**What the task asks:** A line counts if it contains the word "fahrbereit" at least once. State how many such lines the records contain, giving the number alone.

**Dataset extract:**
────────────────
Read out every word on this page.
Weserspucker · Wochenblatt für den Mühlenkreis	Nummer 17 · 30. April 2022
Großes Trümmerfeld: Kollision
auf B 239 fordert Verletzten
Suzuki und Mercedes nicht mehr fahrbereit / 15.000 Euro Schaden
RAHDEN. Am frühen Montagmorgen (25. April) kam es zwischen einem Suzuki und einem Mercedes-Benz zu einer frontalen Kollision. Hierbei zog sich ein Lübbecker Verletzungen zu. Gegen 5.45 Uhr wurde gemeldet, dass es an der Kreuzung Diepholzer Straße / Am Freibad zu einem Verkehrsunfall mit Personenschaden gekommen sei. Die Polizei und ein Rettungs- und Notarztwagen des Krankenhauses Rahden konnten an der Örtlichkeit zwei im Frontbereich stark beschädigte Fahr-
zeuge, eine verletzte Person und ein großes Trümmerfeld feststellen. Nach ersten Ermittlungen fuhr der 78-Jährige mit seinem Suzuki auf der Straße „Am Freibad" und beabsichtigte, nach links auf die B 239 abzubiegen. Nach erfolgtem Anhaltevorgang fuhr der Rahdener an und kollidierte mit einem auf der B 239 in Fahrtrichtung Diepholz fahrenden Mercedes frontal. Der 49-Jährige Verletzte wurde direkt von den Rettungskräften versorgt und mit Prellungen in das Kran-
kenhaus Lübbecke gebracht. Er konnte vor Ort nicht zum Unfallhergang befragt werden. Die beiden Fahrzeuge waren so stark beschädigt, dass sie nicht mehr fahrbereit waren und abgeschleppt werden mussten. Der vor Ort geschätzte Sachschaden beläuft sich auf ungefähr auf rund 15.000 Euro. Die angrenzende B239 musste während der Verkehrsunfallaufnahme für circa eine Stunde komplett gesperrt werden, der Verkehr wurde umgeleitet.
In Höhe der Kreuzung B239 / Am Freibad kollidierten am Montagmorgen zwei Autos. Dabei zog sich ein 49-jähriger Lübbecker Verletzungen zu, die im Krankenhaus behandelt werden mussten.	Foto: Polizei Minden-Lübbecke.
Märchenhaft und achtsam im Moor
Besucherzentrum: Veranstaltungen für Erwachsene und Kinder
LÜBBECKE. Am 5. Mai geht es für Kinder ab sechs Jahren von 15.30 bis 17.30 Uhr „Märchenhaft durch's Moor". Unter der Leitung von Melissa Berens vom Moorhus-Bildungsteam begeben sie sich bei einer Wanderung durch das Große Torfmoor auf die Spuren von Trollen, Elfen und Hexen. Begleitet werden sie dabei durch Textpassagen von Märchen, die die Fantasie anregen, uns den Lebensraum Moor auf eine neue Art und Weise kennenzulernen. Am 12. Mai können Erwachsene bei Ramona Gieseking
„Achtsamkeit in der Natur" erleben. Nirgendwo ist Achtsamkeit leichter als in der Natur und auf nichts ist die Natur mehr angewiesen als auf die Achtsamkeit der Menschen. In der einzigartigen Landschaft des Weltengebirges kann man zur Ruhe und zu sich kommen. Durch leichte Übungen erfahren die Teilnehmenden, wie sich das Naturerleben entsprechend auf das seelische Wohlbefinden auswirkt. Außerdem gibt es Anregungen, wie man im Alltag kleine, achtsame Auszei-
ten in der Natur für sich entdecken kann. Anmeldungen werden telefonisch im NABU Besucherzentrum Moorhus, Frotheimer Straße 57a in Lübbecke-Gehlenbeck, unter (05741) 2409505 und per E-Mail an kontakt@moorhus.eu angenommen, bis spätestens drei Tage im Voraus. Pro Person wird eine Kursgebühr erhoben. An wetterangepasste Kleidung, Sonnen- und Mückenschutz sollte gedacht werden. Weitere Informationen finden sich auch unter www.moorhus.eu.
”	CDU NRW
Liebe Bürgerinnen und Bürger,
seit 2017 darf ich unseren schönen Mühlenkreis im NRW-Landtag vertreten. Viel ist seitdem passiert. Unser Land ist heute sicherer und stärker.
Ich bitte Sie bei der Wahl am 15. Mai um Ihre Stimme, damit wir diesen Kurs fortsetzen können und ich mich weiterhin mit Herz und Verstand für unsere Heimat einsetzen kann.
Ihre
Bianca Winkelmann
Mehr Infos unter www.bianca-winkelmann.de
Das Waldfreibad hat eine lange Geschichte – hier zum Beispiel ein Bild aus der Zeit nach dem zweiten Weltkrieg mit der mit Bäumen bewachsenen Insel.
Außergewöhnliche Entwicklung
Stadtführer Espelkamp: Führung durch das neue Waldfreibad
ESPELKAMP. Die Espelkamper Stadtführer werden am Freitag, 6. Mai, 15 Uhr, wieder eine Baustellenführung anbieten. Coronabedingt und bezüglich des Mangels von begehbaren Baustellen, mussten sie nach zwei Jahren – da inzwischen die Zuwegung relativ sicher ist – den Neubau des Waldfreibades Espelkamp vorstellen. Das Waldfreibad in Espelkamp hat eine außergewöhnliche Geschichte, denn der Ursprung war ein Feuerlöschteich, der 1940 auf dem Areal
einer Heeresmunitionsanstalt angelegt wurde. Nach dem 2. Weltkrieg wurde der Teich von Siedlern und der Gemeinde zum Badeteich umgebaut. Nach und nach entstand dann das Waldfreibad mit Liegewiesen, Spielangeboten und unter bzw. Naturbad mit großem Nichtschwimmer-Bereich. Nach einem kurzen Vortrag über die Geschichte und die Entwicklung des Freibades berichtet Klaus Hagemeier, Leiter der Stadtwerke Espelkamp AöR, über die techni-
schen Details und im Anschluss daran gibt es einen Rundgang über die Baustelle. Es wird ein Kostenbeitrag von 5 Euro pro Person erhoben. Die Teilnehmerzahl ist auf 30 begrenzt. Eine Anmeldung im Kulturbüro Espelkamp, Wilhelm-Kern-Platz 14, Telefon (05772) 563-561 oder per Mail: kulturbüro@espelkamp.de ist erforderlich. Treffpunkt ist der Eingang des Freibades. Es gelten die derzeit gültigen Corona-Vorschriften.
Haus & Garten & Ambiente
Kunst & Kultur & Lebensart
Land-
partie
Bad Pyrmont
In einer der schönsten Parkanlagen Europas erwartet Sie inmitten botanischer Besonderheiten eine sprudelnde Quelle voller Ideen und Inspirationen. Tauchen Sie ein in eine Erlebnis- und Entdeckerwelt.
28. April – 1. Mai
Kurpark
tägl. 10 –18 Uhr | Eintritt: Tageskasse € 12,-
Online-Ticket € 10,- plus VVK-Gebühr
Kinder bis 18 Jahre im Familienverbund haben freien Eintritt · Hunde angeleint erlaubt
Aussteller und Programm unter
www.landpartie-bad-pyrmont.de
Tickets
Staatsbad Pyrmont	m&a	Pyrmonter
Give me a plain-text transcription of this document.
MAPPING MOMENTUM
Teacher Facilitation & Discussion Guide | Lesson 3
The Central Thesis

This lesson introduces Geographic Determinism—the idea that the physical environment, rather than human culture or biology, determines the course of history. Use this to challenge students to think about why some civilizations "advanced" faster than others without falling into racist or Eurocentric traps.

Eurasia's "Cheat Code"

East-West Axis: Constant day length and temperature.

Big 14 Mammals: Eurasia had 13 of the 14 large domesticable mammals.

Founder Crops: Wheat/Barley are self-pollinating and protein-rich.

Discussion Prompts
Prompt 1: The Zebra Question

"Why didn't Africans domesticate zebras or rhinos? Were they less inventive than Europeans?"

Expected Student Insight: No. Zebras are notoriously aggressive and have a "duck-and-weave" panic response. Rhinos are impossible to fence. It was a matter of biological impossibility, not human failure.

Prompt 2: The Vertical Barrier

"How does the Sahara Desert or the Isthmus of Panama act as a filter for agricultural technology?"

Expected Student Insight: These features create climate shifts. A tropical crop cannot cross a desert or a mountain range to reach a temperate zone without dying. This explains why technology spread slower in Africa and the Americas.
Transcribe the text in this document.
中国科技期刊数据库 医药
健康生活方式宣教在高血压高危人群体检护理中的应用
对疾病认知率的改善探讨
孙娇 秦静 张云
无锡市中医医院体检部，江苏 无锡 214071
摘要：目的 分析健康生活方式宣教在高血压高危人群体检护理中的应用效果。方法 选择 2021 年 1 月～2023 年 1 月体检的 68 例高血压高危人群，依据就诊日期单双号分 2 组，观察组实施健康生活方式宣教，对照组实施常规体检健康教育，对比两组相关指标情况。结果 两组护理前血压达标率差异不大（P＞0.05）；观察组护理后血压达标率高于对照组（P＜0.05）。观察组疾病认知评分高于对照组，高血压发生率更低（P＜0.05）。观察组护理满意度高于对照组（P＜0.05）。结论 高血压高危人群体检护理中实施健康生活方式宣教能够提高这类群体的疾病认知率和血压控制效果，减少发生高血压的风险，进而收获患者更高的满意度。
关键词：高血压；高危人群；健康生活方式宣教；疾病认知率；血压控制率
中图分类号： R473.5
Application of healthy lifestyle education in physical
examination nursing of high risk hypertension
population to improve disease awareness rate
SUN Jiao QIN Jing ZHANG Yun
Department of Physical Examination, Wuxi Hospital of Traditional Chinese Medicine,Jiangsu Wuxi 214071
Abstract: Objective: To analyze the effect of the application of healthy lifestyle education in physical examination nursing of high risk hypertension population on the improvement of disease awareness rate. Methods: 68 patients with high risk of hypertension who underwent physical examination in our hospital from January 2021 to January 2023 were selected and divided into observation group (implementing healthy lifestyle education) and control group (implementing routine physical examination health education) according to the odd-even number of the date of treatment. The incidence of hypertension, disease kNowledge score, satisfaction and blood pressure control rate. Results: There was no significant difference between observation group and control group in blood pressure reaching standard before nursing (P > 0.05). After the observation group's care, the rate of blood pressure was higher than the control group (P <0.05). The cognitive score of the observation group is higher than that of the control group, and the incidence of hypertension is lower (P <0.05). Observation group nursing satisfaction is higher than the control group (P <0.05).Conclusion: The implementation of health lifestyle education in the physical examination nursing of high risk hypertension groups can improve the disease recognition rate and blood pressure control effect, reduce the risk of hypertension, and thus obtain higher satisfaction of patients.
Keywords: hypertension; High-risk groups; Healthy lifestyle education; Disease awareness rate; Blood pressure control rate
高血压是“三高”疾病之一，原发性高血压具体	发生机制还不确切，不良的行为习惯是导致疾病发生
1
────────────────
**Answer to the problem:** 2